═══ Extracted data ═══
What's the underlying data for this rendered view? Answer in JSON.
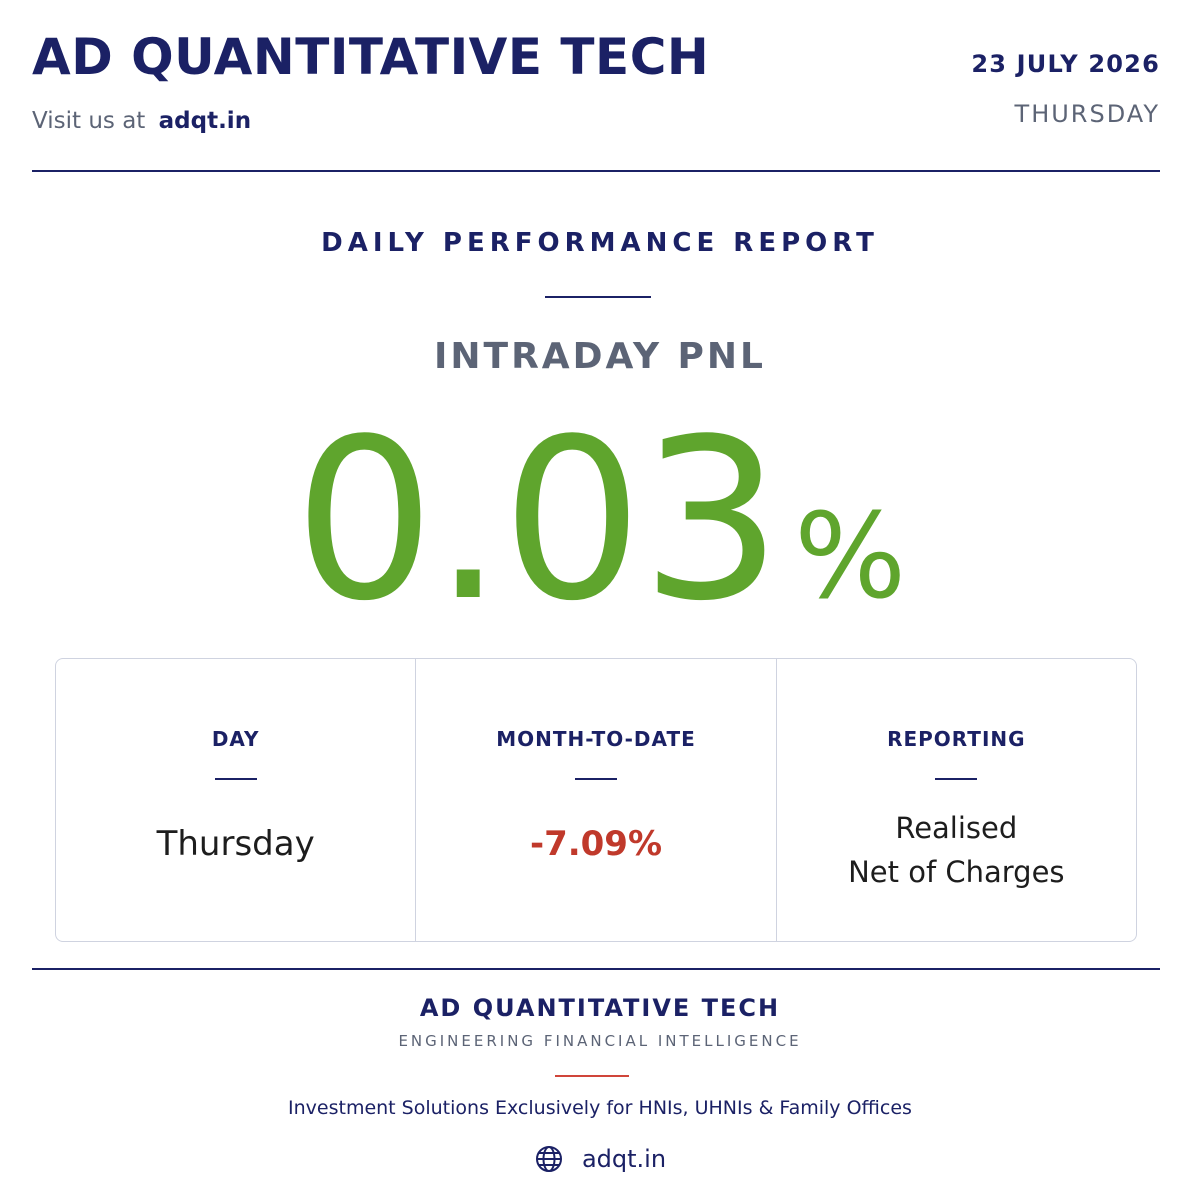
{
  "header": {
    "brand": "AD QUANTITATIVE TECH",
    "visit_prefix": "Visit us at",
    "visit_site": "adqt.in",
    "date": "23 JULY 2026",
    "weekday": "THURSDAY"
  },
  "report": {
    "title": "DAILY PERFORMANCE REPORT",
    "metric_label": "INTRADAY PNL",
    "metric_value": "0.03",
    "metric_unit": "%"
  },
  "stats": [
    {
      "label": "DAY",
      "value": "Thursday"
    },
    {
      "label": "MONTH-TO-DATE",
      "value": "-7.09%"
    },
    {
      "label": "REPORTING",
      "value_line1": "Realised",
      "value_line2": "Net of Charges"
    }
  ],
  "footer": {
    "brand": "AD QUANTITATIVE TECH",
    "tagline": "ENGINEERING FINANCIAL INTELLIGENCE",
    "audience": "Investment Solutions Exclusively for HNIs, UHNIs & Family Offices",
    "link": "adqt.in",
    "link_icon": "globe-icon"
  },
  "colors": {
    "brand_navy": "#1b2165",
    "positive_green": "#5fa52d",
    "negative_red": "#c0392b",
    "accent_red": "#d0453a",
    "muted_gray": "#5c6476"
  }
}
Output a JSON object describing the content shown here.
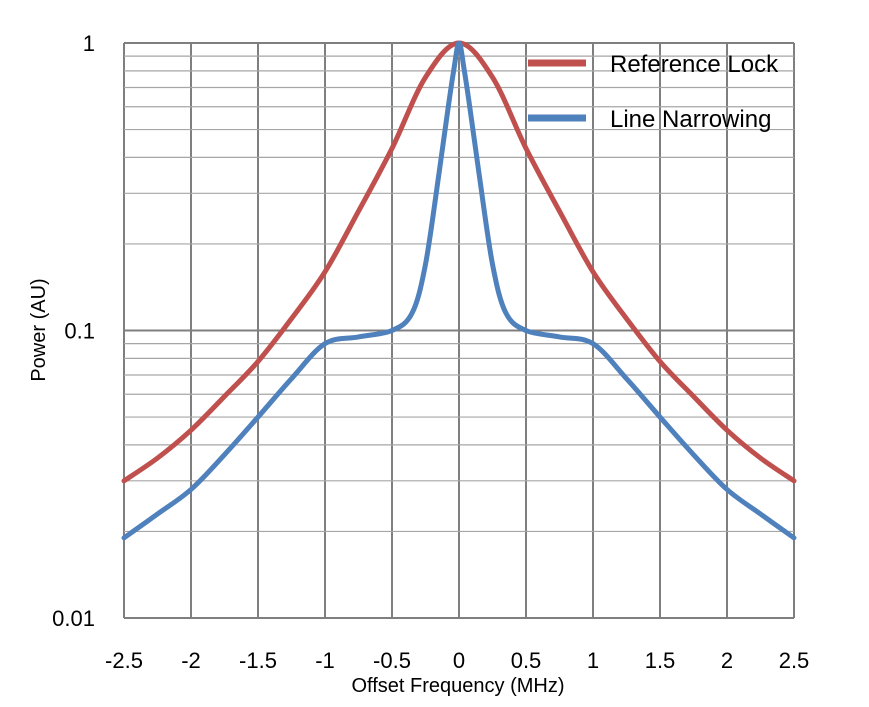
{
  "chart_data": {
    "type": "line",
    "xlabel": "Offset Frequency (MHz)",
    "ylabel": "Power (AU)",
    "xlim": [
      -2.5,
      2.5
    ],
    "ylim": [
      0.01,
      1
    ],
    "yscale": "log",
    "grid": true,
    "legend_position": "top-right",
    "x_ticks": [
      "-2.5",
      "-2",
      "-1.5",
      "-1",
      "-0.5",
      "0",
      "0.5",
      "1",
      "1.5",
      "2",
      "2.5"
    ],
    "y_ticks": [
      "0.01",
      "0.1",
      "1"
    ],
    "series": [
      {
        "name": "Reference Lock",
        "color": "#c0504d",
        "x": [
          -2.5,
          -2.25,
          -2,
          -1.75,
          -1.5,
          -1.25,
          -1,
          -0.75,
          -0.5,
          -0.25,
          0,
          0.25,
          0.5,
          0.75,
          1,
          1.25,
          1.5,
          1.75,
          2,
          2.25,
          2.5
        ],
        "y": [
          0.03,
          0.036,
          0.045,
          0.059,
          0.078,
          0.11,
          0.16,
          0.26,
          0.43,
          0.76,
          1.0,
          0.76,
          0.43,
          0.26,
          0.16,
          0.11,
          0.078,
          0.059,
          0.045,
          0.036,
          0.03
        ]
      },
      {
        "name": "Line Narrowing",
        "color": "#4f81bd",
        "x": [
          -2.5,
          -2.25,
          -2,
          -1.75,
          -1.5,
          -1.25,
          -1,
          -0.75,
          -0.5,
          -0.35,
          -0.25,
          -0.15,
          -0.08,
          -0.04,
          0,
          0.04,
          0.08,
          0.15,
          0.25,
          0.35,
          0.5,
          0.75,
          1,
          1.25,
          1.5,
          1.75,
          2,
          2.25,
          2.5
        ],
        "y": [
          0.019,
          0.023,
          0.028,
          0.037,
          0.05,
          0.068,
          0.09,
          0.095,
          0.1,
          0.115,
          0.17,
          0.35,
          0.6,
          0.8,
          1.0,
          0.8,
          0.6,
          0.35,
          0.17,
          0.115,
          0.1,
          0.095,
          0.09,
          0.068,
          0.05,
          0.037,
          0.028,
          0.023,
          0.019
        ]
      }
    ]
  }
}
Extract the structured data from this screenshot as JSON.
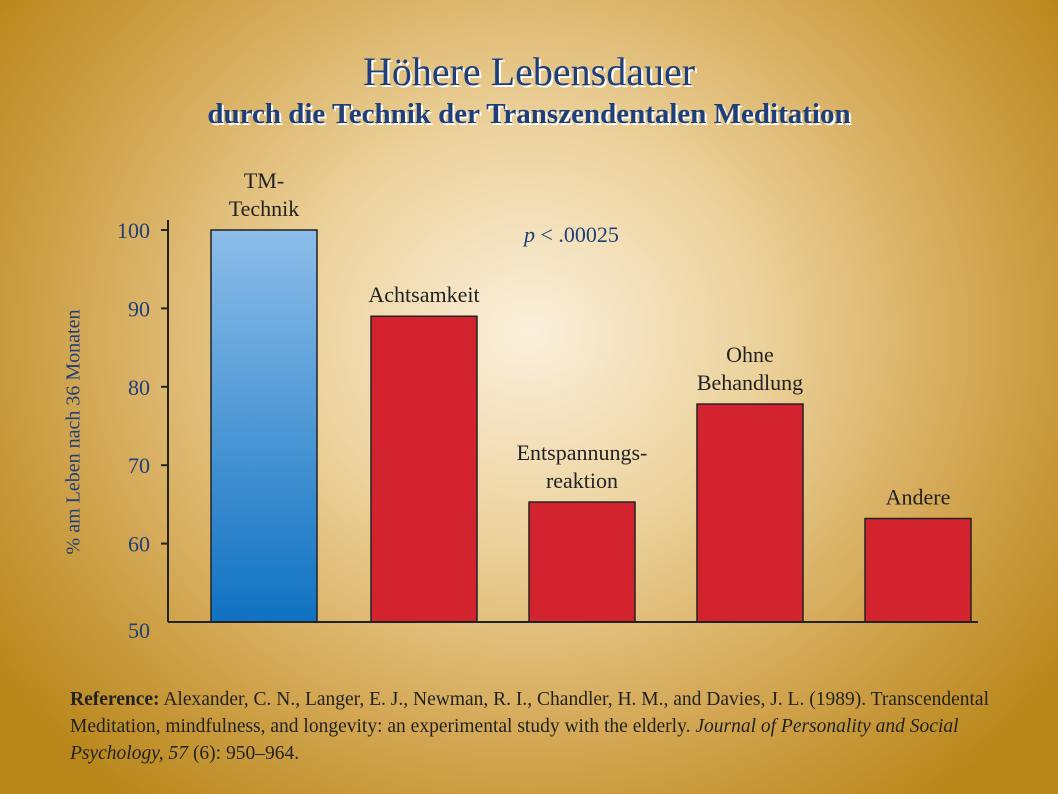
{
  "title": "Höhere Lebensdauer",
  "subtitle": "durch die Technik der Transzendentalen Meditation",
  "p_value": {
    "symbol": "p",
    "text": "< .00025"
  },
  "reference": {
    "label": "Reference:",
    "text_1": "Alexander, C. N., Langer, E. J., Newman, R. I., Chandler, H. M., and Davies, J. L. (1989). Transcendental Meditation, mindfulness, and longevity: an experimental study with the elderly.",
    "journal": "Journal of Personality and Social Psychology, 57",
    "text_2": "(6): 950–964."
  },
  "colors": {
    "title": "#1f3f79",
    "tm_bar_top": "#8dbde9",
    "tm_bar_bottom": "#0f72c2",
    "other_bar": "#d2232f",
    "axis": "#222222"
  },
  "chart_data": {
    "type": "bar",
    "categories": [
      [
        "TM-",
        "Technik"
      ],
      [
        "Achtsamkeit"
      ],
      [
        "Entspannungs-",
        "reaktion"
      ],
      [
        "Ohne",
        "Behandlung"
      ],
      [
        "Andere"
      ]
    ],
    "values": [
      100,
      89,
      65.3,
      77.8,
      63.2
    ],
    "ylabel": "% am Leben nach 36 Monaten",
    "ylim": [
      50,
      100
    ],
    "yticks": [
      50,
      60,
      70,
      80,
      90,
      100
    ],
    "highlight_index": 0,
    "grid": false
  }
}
═══
▶ Goal:
Repeat the records above verbatim, with no pictures in the result.

▶ Response for this exercise:
What's the underlying data for this rendered view? Answer in JSON.
{
  "header": {
    "brand": "AD QUANTITATIVE TECH",
    "visit_prefix": "Visit us at",
    "visit_site": "adqt.in",
    "date": "23 JULY 2026",
    "weekday": "THURSDAY"
  },
  "report": {
    "title": "DAILY PERFORMANCE REPORT",
    "metric_label": "INTRADAY PNL",
    "metric_value": "0.03",
    "metric_unit": "%"
  },
  "stats": [
    {
      "label": "DAY",
      "value": "Thursday"
    },
    {
      "label": "MONTH-TO-DATE",
      "value": "-7.09%"
    },
    {
      "label": "REPORTING",
      "value_line1": "Realised",
      "value_line2": "Net of Charges"
    }
  ],
  "footer": {
    "brand": "AD QUANTITATIVE TECH",
    "tagline": "ENGINEERING FINANCIAL INTELLIGENCE",
    "audience": "Investment Solutions Exclusively for HNIs, UHNIs & Family Offices",
    "link": "adqt.in",
    "link_icon": "globe-icon"
  },
  "colors": {
    "brand_navy": "#1b2165",
    "positive_green": "#5fa52d",
    "negative_red": "#c0392b",
    "accent_red": "#d0453a",
    "muted_gray": "#5c6476"
  }
}
Output a JSON object describing the content shown here.
{
  "chart_data": {
    "type": "line",
    "xlabel": "Offset Frequency (MHz)",
    "ylabel": "Power (AU)",
    "xlim": [
      -2.5,
      2.5
    ],
    "ylim": [
      0.01,
      1
    ],
    "yscale": "log",
    "grid": true,
    "legend_position": "top-right",
    "x_ticks": [
      "-2.5",
      "-2",
      "-1.5",
      "-1",
      "-0.5",
      "0",
      "0.5",
      "1",
      "1.5",
      "2",
      "2.5"
    ],
    "y_ticks": [
      "0.01",
      "0.1",
      "1"
    ],
    "series": [
      {
        "name": "Reference Lock",
        "color": "#c0504d",
        "x": [
          -2.5,
          -2.25,
          -2,
          -1.75,
          -1.5,
          -1.25,
          -1,
          -0.75,
          -0.5,
          -0.25,
          0,
          0.25,
          0.5,
          0.75,
          1,
          1.25,
          1.5,
          1.75,
          2,
          2.25,
          2.5
        ],
        "y": [
          0.03,
          0.036,
          0.045,
          0.059,
          0.078,
          0.11,
          0.16,
          0.26,
          0.43,
          0.76,
          1.0,
          0.76,
          0.43,
          0.26,
          0.16,
          0.11,
          0.078,
          0.059,
          0.045,
          0.036,
          0.03
        ]
      },
      {
        "name": "Line Narrowing",
        "color": "#4f81bd",
        "x": [
          -2.5,
          -2.25,
          -2,
          -1.75,
          -1.5,
          -1.25,
          -1,
          -0.75,
          -0.5,
          -0.35,
          -0.25,
          -0.15,
          -0.08,
          -0.04,
          0,
          0.04,
          0.08,
          0.15,
          0.25,
          0.35,
          0.5,
          0.75,
          1,
          1.25,
          1.5,
          1.75,
          2,
          2.25,
          2.5
        ],
        "y": [
          0.019,
          0.023,
          0.028,
          0.037,
          0.05,
          0.068,
          0.09,
          0.095,
          0.1,
          0.115,
          0.17,
          0.35,
          0.6,
          0.8,
          1.0,
          0.8,
          0.6,
          0.35,
          0.17,
          0.115,
          0.1,
          0.095,
          0.09,
          0.068,
          0.05,
          0.037,
          0.028,
          0.023,
          0.019
        ]
      }
    ]
  }
}
Extract the structured data from this screenshot as JSON.
{
  "title": "Höhere Lebensdauer",
  "subtitle": "durch die Technik der Transzendentalen Meditation",
  "p_value": {
    "symbol": "p",
    "text": "< .00025"
  },
  "reference": {
    "label": "Reference:",
    "text_1": "Alexander, C. N., Langer, E. J., Newman, R. I., Chandler, H. M., and Davies, J. L. (1989). Transcendental Meditation, mindfulness, and longevity: an experimental study with the elderly.",
    "journal": "Journal of Personality and Social Psychology, 57",
    "text_2": "(6): 950–964."
  },
  "colors": {
    "title": "#1f3f79",
    "tm_bar_top": "#8dbde9",
    "tm_bar_bottom": "#0f72c2",
    "other_bar": "#d2232f",
    "axis": "#222222"
  },
  "chart_data": {
    "type": "bar",
    "categories": [
      [
        "TM-",
        "Technik"
      ],
      [
        "Achtsamkeit"
      ],
      [
        "Entspannungs-",
        "reaktion"
      ],
      [
        "Ohne",
        "Behandlung"
      ],
      [
        "Andere"
      ]
    ],
    "values": [
      100,
      89,
      65.3,
      77.8,
      63.2
    ],
    "ylabel": "% am Leben nach 36 Monaten",
    "ylim": [
      50,
      100
    ],
    "yticks": [
      50,
      60,
      70,
      80,
      90,
      100
    ],
    "highlight_index": 0,
    "grid": false
  }
}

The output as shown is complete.